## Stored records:
——————————

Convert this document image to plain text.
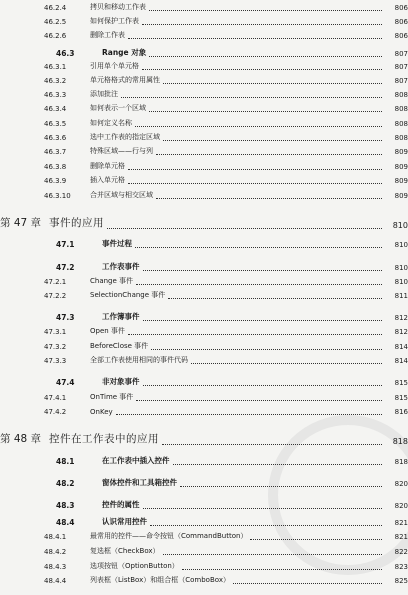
46.2.4	拷贝和移动工作表	806
46.2.5	如何保护工作表	806
46.2.6	删除工作表	806
46.3	Range 对象	807
46.3.1	引用单个单元格	807
46.3.2	单元格格式的常用属性	807
46.3.3	添加批注	808
46.3.4	如何表示一个区域	808
46.3.5	如何定义名称	808
46.3.6	选中工作表的指定区域	808
46.3.7	特殊区域——行与列	809
46.3.8	删除单元格	809
46.3.9	插入单元格	809
46.3.10	合并区域与相交区域	809
第 47 章 事件的应用	810
47.1	事件过程	810
47.2	工作表事件	810
47.2.1	Change 事件	810
47.2.2	SelectionChange 事件	811
47.3	工作簿事件	812
47.3.1	Open 事件	812
47.3.2	BeforeClose 事件	814
47.3.3	全部工作表使用相同的事件代码	814
47.4	非对象事件	815
47.4.1	OnTime 事件	815
47.4.2	OnKey	816
第 48 章 控件在工作表中的应用	818
48.1	在工作表中插入控件	818
48.2	窗体控件和工具箱控件	820
48.3	控件的属性	820
48.4	认识常用控件	821
48.4.1	最常用的控件——命令按钮（CommandButton）	821
48.4.2	复选框（CheckBox）	822
48.4.3	选项按钮（OptionButton）	823
48.4.4	列表框（ListBox）和组合框（ComboBox）	825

——————————

## Task description:
Output the entries above exactly, without their pictures.

## Answer in full:
Convert this document image to plain text.
46.2.4	拷贝和移动工作表	806
46.2.5	如何保护工作表	806
46.2.6	删除工作表	806
46.3	Range 对象	807
46.3.1	引用单个单元格	807
46.3.2	单元格格式的常用属性	807
46.3.3	添加批注	808
46.3.4	如何表示一个区域	808
46.3.5	如何定义名称	808
46.3.6	选中工作表的指定区域	808
46.3.7	特殊区域——行与列	809
46.3.8	删除单元格	809
46.3.9	插入单元格	809
46.3.10	合并区域与相交区域	809
第 47 章 事件的应用	810
47.1	事件过程	810
47.2	工作表事件	810
47.2.1	Change 事件	810
47.2.2	SelectionChange 事件	811
47.3	工作簿事件	812
47.3.1	Open 事件	812
47.3.2	BeforeClose 事件	814
47.3.3	全部工作表使用相同的事件代码	814
47.4	非对象事件	815
47.4.1	OnTime 事件	815
47.4.2	OnKey	816
第 48 章 控件在工作表中的应用	818
48.1	在工作表中插入控件	818
48.2	窗体控件和工具箱控件	820
48.3	控件的属性	820
48.4	认识常用控件	821
48.4.1	最常用的控件——命令按钮（CommandButton）	821
48.4.2	复选框（CheckBox）	822
48.4.3	选项按钮（OptionButton）	823
48.4.4	列表框（ListBox）和组合框（ComboBox）	825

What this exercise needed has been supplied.